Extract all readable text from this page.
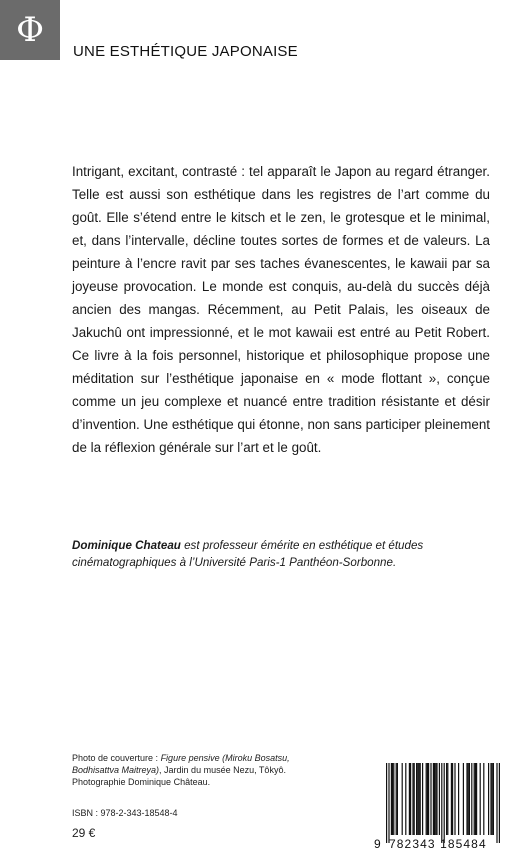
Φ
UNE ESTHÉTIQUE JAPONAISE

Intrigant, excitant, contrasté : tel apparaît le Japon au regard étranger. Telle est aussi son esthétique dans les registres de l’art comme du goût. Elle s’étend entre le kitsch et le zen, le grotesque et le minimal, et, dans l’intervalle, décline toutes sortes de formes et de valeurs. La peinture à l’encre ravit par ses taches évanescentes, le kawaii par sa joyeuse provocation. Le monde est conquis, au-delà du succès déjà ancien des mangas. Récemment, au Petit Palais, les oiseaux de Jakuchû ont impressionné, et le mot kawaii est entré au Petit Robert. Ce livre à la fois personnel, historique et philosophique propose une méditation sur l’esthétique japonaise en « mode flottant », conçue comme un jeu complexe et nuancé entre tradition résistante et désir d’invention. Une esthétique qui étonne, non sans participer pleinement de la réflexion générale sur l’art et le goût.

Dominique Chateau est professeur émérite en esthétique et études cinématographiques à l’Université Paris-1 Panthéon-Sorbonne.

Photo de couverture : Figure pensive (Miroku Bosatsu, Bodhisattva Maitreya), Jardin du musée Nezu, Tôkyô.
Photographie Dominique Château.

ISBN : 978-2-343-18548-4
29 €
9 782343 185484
-*-
§ **What to produce**
From the entries above, output every line exactly and omit any image.

§ **Reply**
Extract all readable text from this page.
Φ
UNE ESTHÉTIQUE JAPONAISE

Intrigant, excitant, contrasté : tel apparaît le Japon au regard étranger. Telle est aussi son esthétique dans les registres de l’art comme du goût. Elle s’étend entre le kitsch et le zen, le grotesque et le minimal, et, dans l’intervalle, décline toutes sortes de formes et de valeurs. La peinture à l’encre ravit par ses taches évanescentes, le kawaii par sa joyeuse provocation. Le monde est conquis, au-delà du succès déjà ancien des mangas. Récemment, au Petit Palais, les oiseaux de Jakuchû ont impressionné, et le mot kawaii est entré au Petit Robert. Ce livre à la fois personnel, historique et philosophique propose une méditation sur l’esthétique japonaise en « mode flottant », conçue comme un jeu complexe et nuancé entre tradition résistante et désir d’invention. Une esthétique qui étonne, non sans participer pleinement de la réflexion générale sur l’art et le goût.

Dominique Chateau est professeur émérite en esthétique et études cinématographiques à l’Université Paris-1 Panthéon-Sorbonne.

Photo de couverture : Figure pensive (Miroku Bosatsu, Bodhisattva Maitreya), Jardin du musée Nezu, Tôkyô.
Photographie Dominique Château.

ISBN : 978-2-343-18548-4
29 €
9 782343 185484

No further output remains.